**Source records**
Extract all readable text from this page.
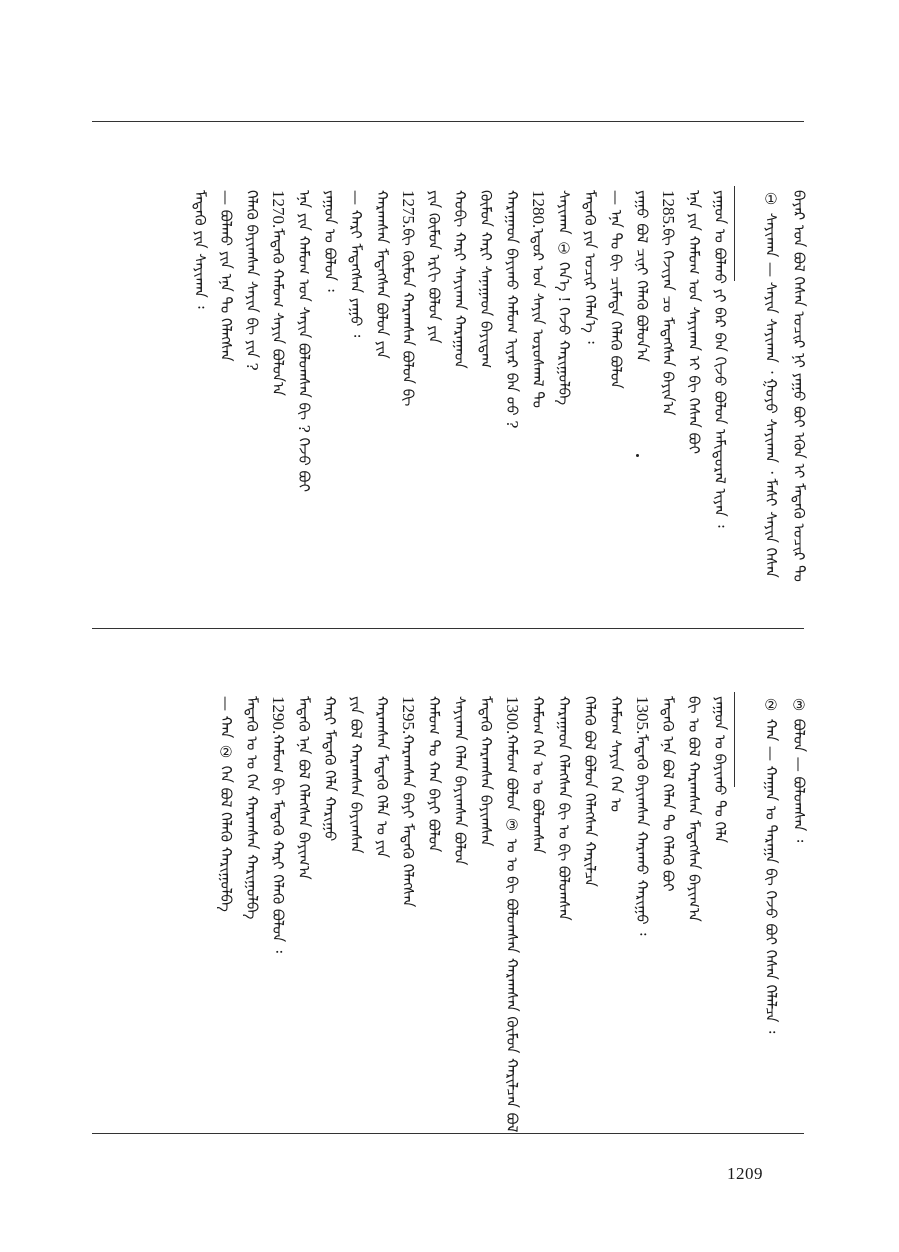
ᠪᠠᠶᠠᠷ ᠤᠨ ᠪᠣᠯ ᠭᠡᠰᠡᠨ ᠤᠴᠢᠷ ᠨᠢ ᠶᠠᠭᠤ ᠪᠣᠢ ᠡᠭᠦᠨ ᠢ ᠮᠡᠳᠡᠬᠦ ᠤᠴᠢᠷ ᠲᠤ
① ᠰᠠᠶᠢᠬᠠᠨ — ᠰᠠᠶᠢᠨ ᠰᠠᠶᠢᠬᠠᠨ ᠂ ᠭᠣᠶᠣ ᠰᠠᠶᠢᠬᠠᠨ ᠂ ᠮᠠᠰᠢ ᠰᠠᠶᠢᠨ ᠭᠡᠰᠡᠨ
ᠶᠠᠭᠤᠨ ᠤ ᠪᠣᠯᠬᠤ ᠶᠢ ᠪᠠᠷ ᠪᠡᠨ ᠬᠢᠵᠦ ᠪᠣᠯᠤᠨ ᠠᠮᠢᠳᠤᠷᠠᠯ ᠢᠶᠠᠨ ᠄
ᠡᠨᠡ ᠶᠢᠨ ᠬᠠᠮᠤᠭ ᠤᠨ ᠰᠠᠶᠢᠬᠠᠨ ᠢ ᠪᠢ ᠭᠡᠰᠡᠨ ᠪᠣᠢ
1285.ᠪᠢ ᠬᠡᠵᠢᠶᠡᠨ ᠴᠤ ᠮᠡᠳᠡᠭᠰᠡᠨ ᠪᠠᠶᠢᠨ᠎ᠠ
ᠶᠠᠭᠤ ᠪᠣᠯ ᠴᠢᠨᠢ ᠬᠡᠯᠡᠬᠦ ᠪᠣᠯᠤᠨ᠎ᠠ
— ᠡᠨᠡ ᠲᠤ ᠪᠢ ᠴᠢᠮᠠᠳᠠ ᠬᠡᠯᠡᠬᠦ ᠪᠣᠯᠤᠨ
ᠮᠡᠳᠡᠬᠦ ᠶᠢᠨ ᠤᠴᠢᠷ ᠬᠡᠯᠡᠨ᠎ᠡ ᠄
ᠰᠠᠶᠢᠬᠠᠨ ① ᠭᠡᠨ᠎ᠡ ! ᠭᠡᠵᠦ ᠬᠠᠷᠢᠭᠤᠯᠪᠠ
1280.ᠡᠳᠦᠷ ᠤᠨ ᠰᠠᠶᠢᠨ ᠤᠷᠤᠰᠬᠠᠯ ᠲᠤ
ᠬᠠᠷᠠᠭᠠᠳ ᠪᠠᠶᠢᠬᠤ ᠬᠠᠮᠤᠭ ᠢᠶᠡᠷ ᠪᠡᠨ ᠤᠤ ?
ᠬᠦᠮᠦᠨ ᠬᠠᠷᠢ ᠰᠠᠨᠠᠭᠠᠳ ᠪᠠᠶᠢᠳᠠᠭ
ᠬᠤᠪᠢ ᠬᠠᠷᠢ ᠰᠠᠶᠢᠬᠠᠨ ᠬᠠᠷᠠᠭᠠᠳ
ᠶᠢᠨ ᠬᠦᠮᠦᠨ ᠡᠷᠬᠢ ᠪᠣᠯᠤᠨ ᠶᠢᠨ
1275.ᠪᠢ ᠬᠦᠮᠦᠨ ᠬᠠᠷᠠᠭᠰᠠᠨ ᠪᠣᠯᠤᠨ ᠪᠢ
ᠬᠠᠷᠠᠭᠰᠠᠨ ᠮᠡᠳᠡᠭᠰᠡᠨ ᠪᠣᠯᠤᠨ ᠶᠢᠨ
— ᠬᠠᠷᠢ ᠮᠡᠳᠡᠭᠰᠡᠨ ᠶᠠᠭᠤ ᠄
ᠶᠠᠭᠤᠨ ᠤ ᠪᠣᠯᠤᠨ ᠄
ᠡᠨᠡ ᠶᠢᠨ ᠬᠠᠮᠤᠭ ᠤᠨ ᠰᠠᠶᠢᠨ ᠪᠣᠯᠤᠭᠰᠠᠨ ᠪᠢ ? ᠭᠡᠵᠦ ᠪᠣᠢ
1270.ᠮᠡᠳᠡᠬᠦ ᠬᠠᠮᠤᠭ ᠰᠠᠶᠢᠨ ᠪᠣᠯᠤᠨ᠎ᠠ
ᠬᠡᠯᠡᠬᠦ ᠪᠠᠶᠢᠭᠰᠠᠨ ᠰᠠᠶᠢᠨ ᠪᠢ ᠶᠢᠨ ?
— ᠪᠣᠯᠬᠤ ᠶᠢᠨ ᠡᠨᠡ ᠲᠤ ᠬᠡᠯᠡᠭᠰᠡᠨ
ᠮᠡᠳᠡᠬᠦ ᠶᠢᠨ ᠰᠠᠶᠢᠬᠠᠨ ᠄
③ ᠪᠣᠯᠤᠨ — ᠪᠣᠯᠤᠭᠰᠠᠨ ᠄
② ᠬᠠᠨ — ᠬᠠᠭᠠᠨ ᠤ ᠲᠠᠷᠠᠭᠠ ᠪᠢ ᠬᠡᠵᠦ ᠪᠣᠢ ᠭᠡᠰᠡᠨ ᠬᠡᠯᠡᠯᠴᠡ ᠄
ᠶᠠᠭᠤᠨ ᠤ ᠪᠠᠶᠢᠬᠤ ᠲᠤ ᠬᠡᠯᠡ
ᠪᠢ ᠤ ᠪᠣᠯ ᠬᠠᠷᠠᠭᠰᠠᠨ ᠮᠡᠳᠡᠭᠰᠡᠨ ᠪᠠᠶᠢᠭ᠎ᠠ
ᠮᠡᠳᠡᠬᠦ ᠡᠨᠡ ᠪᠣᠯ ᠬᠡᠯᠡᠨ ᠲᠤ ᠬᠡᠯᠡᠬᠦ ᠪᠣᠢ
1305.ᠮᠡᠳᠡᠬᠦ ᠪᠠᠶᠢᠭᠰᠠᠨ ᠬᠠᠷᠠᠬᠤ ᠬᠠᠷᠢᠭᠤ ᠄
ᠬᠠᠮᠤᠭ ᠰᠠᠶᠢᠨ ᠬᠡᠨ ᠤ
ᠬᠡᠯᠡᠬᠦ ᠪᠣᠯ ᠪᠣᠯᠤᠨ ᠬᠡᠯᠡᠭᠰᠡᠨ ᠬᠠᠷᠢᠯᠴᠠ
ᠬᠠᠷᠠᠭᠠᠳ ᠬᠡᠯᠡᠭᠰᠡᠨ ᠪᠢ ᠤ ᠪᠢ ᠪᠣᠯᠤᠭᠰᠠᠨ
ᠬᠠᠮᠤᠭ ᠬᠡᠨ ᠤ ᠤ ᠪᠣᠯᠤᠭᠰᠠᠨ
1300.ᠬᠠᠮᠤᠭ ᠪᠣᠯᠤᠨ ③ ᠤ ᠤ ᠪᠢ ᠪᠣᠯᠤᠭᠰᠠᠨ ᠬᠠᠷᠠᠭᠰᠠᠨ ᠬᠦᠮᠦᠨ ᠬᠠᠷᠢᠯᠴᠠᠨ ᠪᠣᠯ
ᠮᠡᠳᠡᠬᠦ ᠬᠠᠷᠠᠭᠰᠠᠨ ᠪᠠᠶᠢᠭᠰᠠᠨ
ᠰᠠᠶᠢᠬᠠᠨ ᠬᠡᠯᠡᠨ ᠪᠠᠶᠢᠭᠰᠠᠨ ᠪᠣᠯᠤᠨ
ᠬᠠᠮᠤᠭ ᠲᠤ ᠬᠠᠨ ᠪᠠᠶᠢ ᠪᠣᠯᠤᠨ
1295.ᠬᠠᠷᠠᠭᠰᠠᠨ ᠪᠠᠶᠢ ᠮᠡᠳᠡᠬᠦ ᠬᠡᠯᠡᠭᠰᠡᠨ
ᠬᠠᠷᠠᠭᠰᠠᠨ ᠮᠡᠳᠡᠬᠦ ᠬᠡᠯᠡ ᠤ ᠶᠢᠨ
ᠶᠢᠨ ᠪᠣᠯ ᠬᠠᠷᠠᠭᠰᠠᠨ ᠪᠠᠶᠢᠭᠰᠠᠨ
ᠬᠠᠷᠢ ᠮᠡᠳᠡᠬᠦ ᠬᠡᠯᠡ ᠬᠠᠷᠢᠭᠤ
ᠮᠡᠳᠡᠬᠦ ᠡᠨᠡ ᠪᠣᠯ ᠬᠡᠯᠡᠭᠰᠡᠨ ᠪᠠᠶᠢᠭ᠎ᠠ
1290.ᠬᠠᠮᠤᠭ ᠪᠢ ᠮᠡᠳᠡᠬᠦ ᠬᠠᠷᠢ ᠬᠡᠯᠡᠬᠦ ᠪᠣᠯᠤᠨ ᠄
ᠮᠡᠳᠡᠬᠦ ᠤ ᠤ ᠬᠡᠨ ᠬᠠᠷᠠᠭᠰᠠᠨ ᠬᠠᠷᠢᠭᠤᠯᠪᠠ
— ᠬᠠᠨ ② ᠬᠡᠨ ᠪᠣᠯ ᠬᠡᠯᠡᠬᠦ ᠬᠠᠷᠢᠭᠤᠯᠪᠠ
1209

--

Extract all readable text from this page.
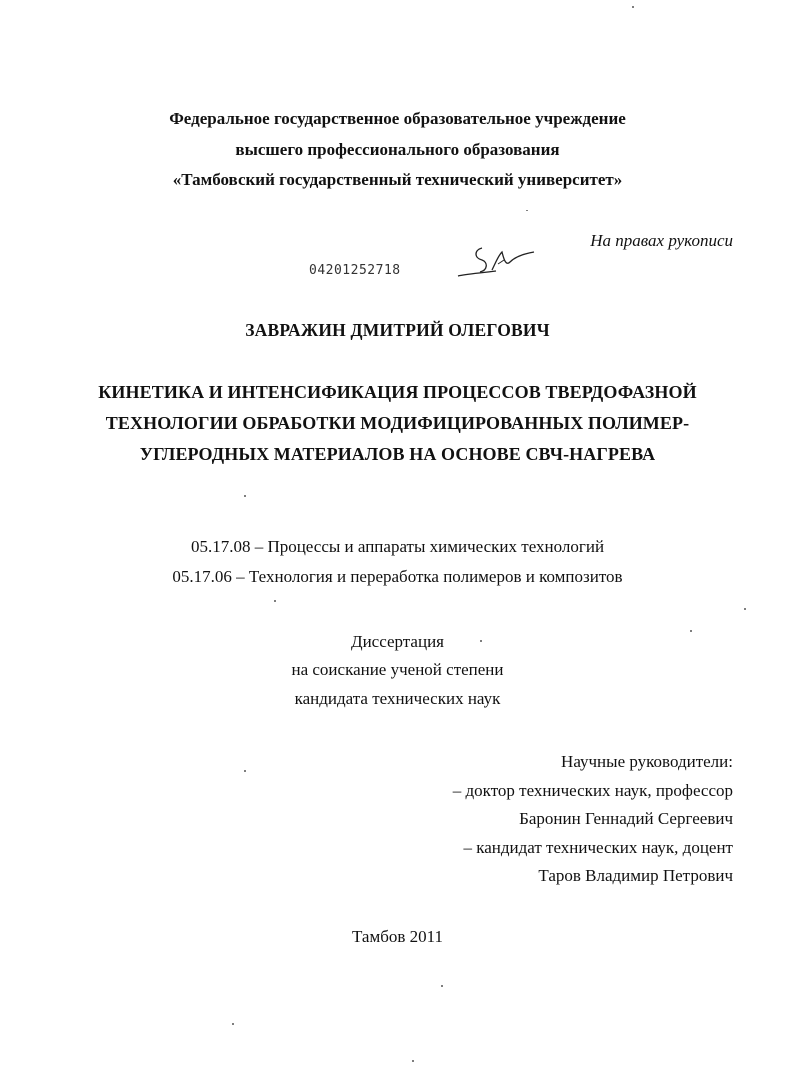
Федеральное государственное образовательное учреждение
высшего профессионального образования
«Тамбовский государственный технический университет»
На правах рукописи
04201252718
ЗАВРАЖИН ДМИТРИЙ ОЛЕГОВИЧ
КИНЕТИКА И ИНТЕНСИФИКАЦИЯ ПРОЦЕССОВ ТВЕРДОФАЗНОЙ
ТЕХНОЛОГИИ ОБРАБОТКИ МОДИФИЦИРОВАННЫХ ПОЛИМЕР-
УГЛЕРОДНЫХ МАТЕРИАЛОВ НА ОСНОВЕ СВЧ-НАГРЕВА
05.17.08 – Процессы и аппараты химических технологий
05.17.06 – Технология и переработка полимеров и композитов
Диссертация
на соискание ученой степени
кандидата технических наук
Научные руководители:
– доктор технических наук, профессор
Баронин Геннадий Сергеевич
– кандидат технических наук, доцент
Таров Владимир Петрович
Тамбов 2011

**The task**
For the records above, state how many lines include the string "ᠬᠡᠯᠡᠬᠦ", giving the number and nothing else.

**Finished answer**
7